DATA ▸
--- start ---
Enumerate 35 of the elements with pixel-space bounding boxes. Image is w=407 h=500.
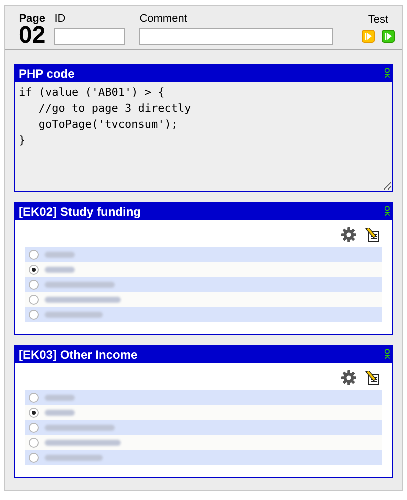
edit-icon[interactable] xyxy=(365,370,380,386)
blurred-label xyxy=(45,266,75,272)
play-icon[interactable] xyxy=(362,30,375,43)
radio-button[interactable] xyxy=(29,250,39,260)
blurred-label xyxy=(45,394,75,400)
blurred-label xyxy=(45,410,75,416)
block-title: [EK03] Other Income xyxy=(19,348,138,362)
radio-button[interactable] xyxy=(29,280,39,290)
code-editor[interactable]: if (value ('AB01') > { //go to page 3 directly goToPage('tvconsum'); } xyxy=(15,82,392,191)
edit-icon[interactable] xyxy=(365,228,380,242)
blurred-label xyxy=(45,312,103,318)
field-label: ID xyxy=(54,13,67,25)
radio-button[interactable] xyxy=(29,392,39,402)
gear-icon[interactable] xyxy=(341,227,357,243)
block-title: [EK02] Study funding xyxy=(19,204,141,218)
radio-button[interactable] xyxy=(29,264,39,274)
blurred-label xyxy=(45,454,103,460)
radio-button[interactable] xyxy=(29,452,39,462)
field-label: Comment xyxy=(140,13,188,25)
input-field[interactable] xyxy=(138,28,333,45)
radio-button[interactable] xyxy=(29,408,39,418)
blurred-label xyxy=(45,252,75,258)
radio-button[interactable] xyxy=(29,438,39,448)
radio-button[interactable] xyxy=(29,310,39,320)
radio-button[interactable] xyxy=(29,294,39,304)
radio-button[interactable] xyxy=(29,422,39,432)
blurred-label xyxy=(45,282,115,288)
play-icon[interactable] xyxy=(382,30,395,43)
input-field[interactable] xyxy=(54,28,125,45)
page-number: 02 xyxy=(19,25,46,47)
test-label: Test xyxy=(368,14,389,26)
page-label: Page xyxy=(19,14,46,25)
gear-icon[interactable] xyxy=(341,370,357,386)
block-title: PHP code xyxy=(19,66,75,80)
blurred-label xyxy=(45,424,115,430)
--- end ---
PROMPT ▸ Copy the records verbatim from the line containing "edit-icon[interactable] xyxy=(365,370,380,386)" through the line containing "radio-button[interactable] xyxy=(29,280,39,290)", inclusive.

OUTPUT FOR THIS TASK ▸
edit-icon[interactable] xyxy=(365,370,380,386)
blurred-label xyxy=(45,266,75,272)
play-icon[interactable] xyxy=(362,30,375,43)
radio-button[interactable] xyxy=(29,250,39,260)
blurred-label xyxy=(45,394,75,400)
blurred-label xyxy=(45,410,75,416)
block-title: [EK03] Other Income xyxy=(19,348,138,362)
radio-button[interactable] xyxy=(29,280,39,290)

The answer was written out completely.